# PROBLEM DESCRIPTION:
Report the number of lines where the string "into" occurs, and write nothing else.

# SUPPLIED ENTRIES:
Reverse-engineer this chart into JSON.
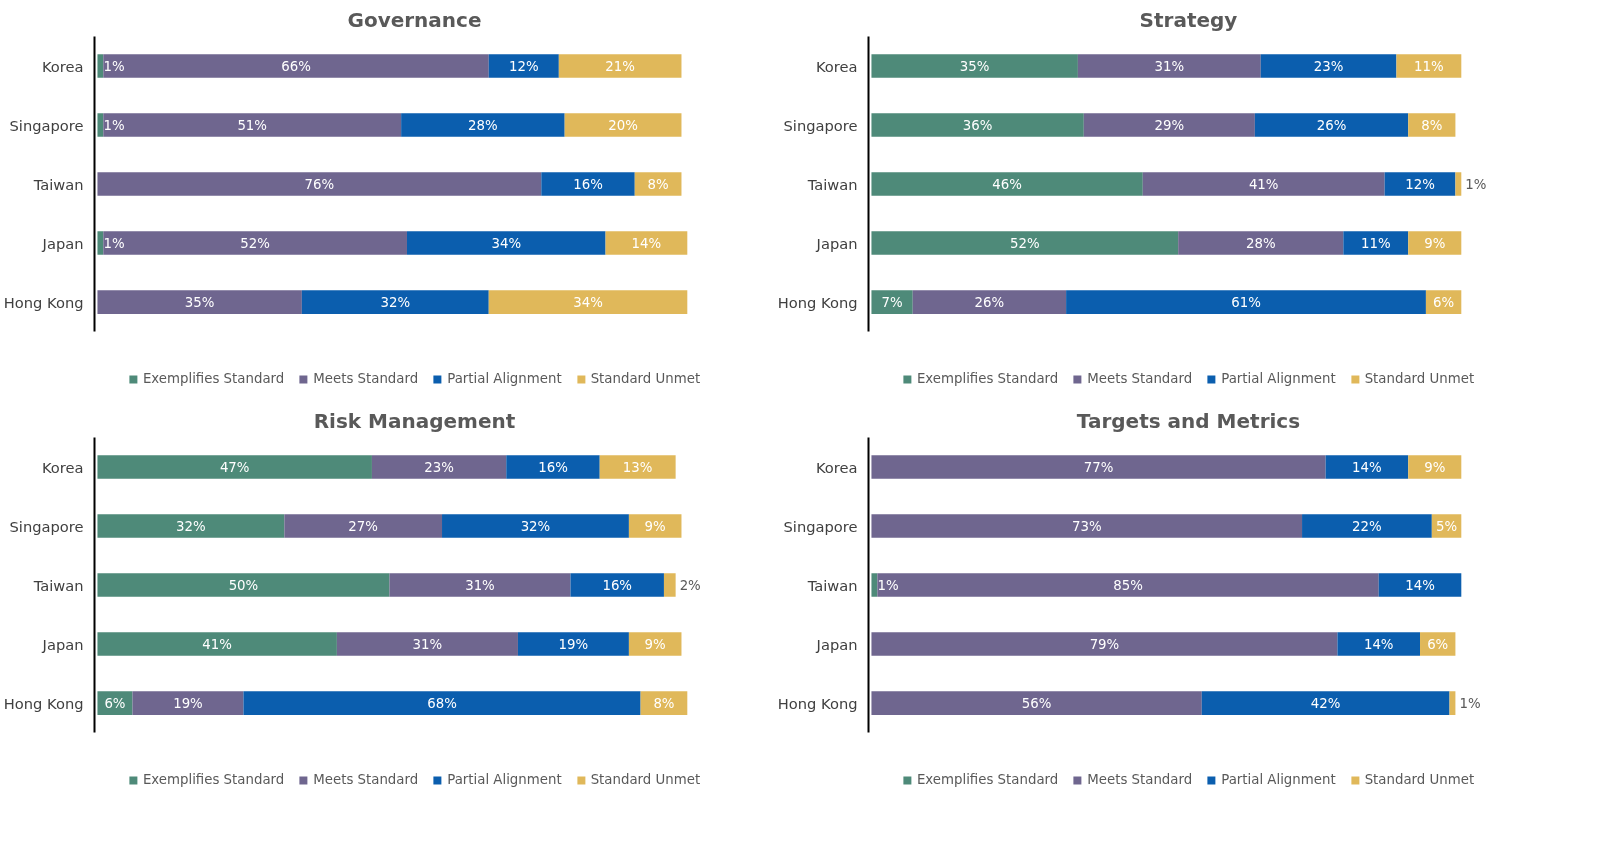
{
  "chart_data": [
    {
      "type": "bar",
      "title": "Governance",
      "orientation": "horizontal",
      "stacked": true,
      "legend": "bottom",
      "grid": false,
      "tick_labels": "y",
      "categories": [
        "Korea",
        "Singapore",
        "Taiwan",
        "Japan",
        "Hong Kong"
      ],
      "series": [
        {
          "name": "Exemplifies Standard",
          "color": "#4e8a79",
          "values": [
            1,
            1,
            null,
            1,
            null
          ],
          "value_labels": [
            "1%",
            "1%",
            null,
            "1%",
            null
          ]
        },
        {
          "name": "Meets Standard",
          "color": "#6f668f",
          "values": [
            66,
            51,
            76,
            52,
            35
          ],
          "value_labels": [
            "66%",
            "51%",
            "76%",
            "52%",
            "35%"
          ]
        },
        {
          "name": "Partial Alignment",
          "color": "#0b5eae",
          "values": [
            12,
            28,
            16,
            34,
            32
          ],
          "value_labels": [
            "12%",
            "28%",
            "16%",
            "34%",
            "32%"
          ]
        },
        {
          "name": "Standard Unmet",
          "color": "#e0b85a",
          "values": [
            21,
            20,
            8,
            14,
            34
          ],
          "value_labels": [
            "21%",
            "20%",
            "8%",
            "14%",
            "34%"
          ]
        }
      ]
    },
    {
      "type": "bar",
      "title": "Strategy",
      "orientation": "horizontal",
      "stacked": true,
      "legend": "bottom",
      "grid": false,
      "tick_labels": "y",
      "categories": [
        "Korea",
        "Singapore",
        "Taiwan",
        "Japan",
        "Hong Kong"
      ],
      "series": [
        {
          "name": "Exemplifies Standard",
          "color": "#4e8a79",
          "values": [
            35,
            36,
            46,
            52,
            7
          ],
          "value_labels": [
            "35%",
            "36%",
            "46%",
            "52%",
            "7%"
          ]
        },
        {
          "name": "Meets Standard",
          "color": "#6f668f",
          "values": [
            31,
            29,
            41,
            28,
            26
          ],
          "value_labels": [
            "31%",
            "29%",
            "41%",
            "28%",
            "26%"
          ]
        },
        {
          "name": "Partial Alignment",
          "color": "#0b5eae",
          "values": [
            23,
            26,
            12,
            11,
            61
          ],
          "value_labels": [
            "23%",
            "26%",
            "12%",
            "11%",
            "61%"
          ]
        },
        {
          "name": "Standard Unmet",
          "color": "#e0b85a",
          "values": [
            11,
            8,
            1,
            9,
            6
          ],
          "value_labels": [
            "11%",
            "8%",
            "1%",
            "9%",
            "6%"
          ]
        }
      ]
    },
    {
      "type": "bar",
      "title": "Risk Management",
      "orientation": "horizontal",
      "stacked": true,
      "legend": "bottom",
      "grid": false,
      "tick_labels": "y",
      "categories": [
        "Korea",
        "Singapore",
        "Taiwan",
        "Japan",
        "Hong Kong"
      ],
      "series": [
        {
          "name": "Exemplifies Standard",
          "color": "#4e8a79",
          "values": [
            47,
            32,
            50,
            41,
            6
          ],
          "value_labels": [
            "47%",
            "32%",
            "50%",
            "41%",
            "6%"
          ]
        },
        {
          "name": "Meets Standard",
          "color": "#6f668f",
          "values": [
            23,
            27,
            31,
            31,
            19
          ],
          "value_labels": [
            "23%",
            "27%",
            "31%",
            "31%",
            "19%"
          ]
        },
        {
          "name": "Partial Alignment",
          "color": "#0b5eae",
          "values": [
            16,
            32,
            16,
            19,
            68
          ],
          "value_labels": [
            "16%",
            "32%",
            "16%",
            "19%",
            "68%"
          ]
        },
        {
          "name": "Standard Unmet",
          "color": "#e0b85a",
          "values": [
            13,
            9,
            2,
            9,
            8
          ],
          "value_labels": [
            "13%",
            "9%",
            "2%",
            "9%",
            "8%"
          ]
        }
      ]
    },
    {
      "type": "bar",
      "title": "Targets and Metrics",
      "orientation": "horizontal",
      "stacked": true,
      "legend": "bottom",
      "grid": false,
      "tick_labels": "y",
      "categories": [
        "Korea",
        "Singapore",
        "Taiwan",
        "Japan",
        "Hong Kong"
      ],
      "series": [
        {
          "name": "Exemplifies Standard",
          "color": "#4e8a79",
          "values": [
            null,
            null,
            1,
            null,
            null
          ],
          "value_labels": [
            null,
            null,
            "1%",
            null,
            null
          ]
        },
        {
          "name": "Meets Standard",
          "color": "#6f668f",
          "values": [
            77,
            73,
            85,
            79,
            56
          ],
          "value_labels": [
            "77%",
            "73%",
            "85%",
            "79%",
            "56%"
          ]
        },
        {
          "name": "Partial Alignment",
          "color": "#0b5eae",
          "values": [
            14,
            22,
            14,
            14,
            42
          ],
          "value_labels": [
            "14%",
            "22%",
            "14%",
            "14%",
            "42%"
          ]
        },
        {
          "name": "Standard Unmet",
          "color": "#e0b85a",
          "values": [
            9,
            5,
            null,
            6,
            1
          ],
          "value_labels": [
            "9%",
            "5%",
            null,
            "6%",
            "1%"
          ]
        }
      ]
    }
  ]
}
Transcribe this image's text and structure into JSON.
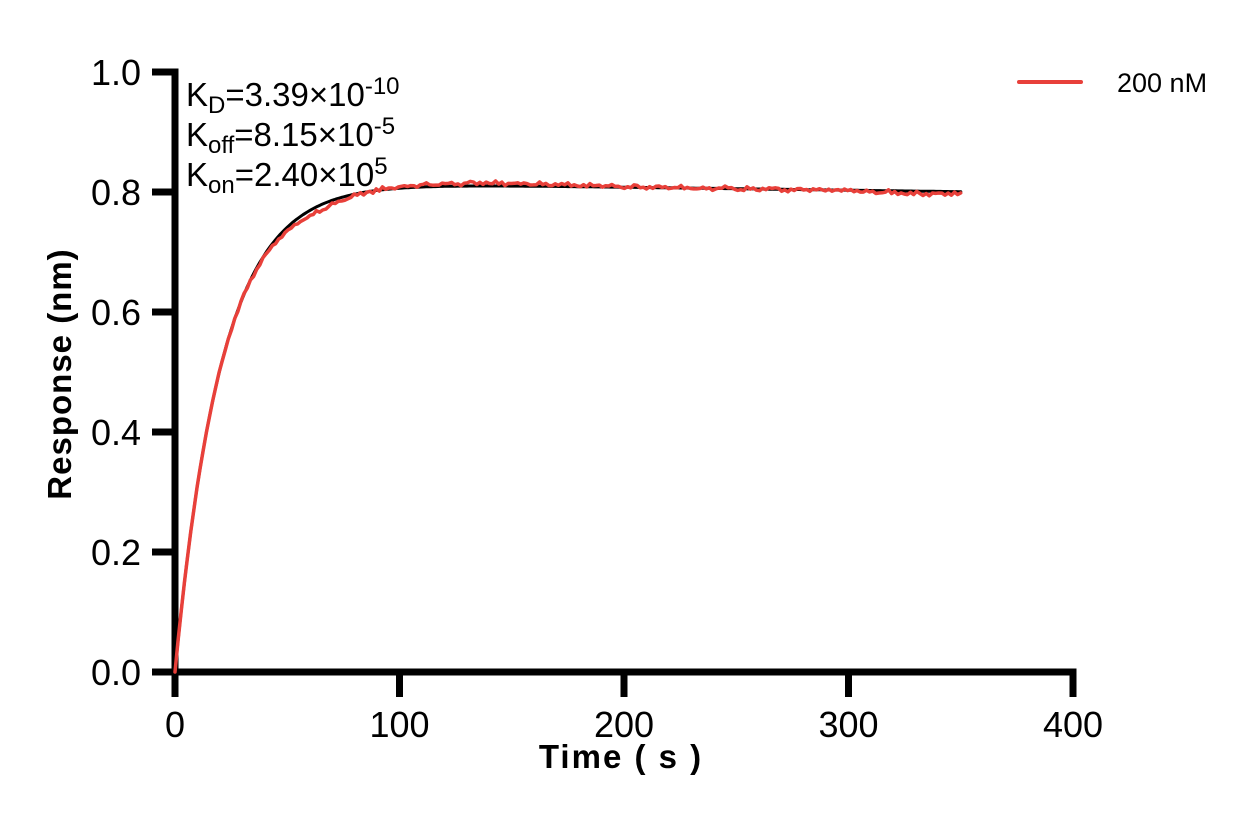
{
  "chart_data": {
    "type": "line",
    "title": "",
    "xlabel": "Time ( s )",
    "ylabel": "Response (nm)",
    "xlim": [
      0,
      400
    ],
    "ylim": [
      0,
      1.0
    ],
    "xticks": [
      0,
      100,
      200,
      300,
      400
    ],
    "xtick_labels": [
      "0",
      "100",
      "200",
      "300",
      "400"
    ],
    "yticks": [
      0,
      0.2,
      0.4,
      0.6,
      0.8,
      1.0
    ],
    "ytick_labels": [
      "0.0",
      "0.2",
      "0.4",
      "0.6",
      "0.8",
      "1.0"
    ],
    "grid": false,
    "legend": {
      "position": "top-right",
      "entries": [
        {
          "label": "200 nM",
          "color": "#E8403A"
        }
      ]
    },
    "annotations": [
      {
        "k": "K",
        "sub": "D",
        "value": "=3.39×10",
        "sup": "-10"
      },
      {
        "k": "K",
        "sub": "off",
        "value": "=8.15×10",
        "sup": "-5"
      },
      {
        "k": "K",
        "sub": "on",
        "value": "=2.40×10",
        "sup": "5"
      }
    ],
    "kinetics": {
      "KD": 3.39e-10,
      "Koff": 8.15e-05,
      "Kon": 240000.0
    },
    "plateau_response": 0.81,
    "series": [
      {
        "name": "fit",
        "color": "#000000",
        "width": 3,
        "t_end": 350,
        "step": 1,
        "model": {
          "rmax": 0.818,
          "kobs": 0.048,
          "drift": -5e-05
        },
        "noise": 0,
        "deviations": []
      },
      {
        "name": "200 nM",
        "color": "#E8403A",
        "width": 3.5,
        "t_end": 350,
        "step": 1.4,
        "model": {
          "rmax": 0.818,
          "kobs": 0.048,
          "drift": -5e-05
        },
        "noise": 0.0032,
        "deviations": [
          {
            "amp": -0.009,
            "center": 62,
            "width": 20
          },
          {
            "amp": 0.005,
            "center": 140,
            "width": 45
          },
          {
            "amp": -0.004,
            "center": 335,
            "width": 28
          }
        ]
      }
    ],
    "fit_points": {
      "t": [
        0,
        25,
        50,
        75,
        100,
        150,
        200,
        250,
        300,
        350
      ],
      "response": [
        0,
        0.57,
        0.741,
        0.792,
        0.806,
        0.81,
        0.808,
        0.805,
        0.803,
        0.8
      ]
    }
  }
}
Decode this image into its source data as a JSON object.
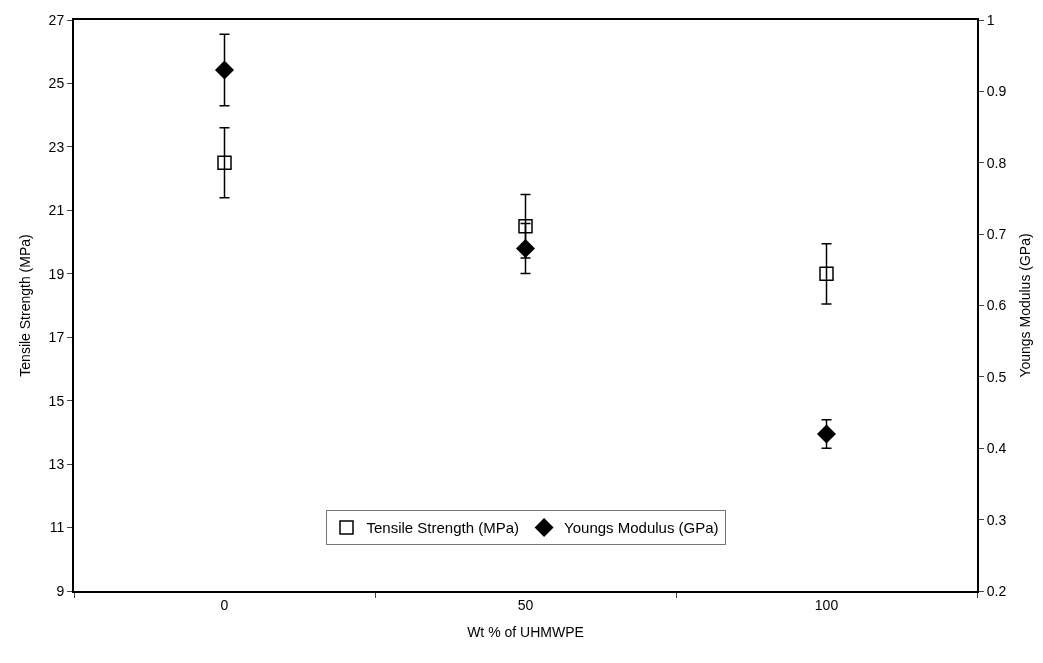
{
  "chart_data": {
    "type": "scatter",
    "xlabel": "Wt % of UHMWPE",
    "ylabel": "Tensile Strength (MPa)",
    "y2label": "Youngs Modulus (GPa)",
    "categories": [
      "0",
      "50",
      "100"
    ],
    "series": [
      {
        "name": "Tensile Strength (MPa)",
        "color": "#000000",
        "marker": "square",
        "values": [
          22.5,
          20.5,
          19.0
        ],
        "errors": [
          1.1,
          1.0,
          0.95
        ]
      },
      {
        "name": "Youngs Modulus (GPa)",
        "color": "#000000",
        "marker": "diamond",
        "axis": "y2",
        "values": [
          0.93,
          0.68,
          0.42
        ],
        "errors": [
          0.05,
          0.035,
          0.02
        ]
      }
    ],
    "ylim": [
      9,
      27
    ],
    "yticks": [
      9,
      11,
      13,
      15,
      17,
      19,
      21,
      23,
      25,
      27
    ],
    "y2lim": [
      0.2,
      1
    ],
    "y2ticks": [
      0.2,
      0.3,
      0.4,
      0.5,
      0.6,
      0.7,
      0.8,
      0.9,
      1
    ],
    "legend": "bottom"
  }
}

# RESPONSE TO THIS TASK:
3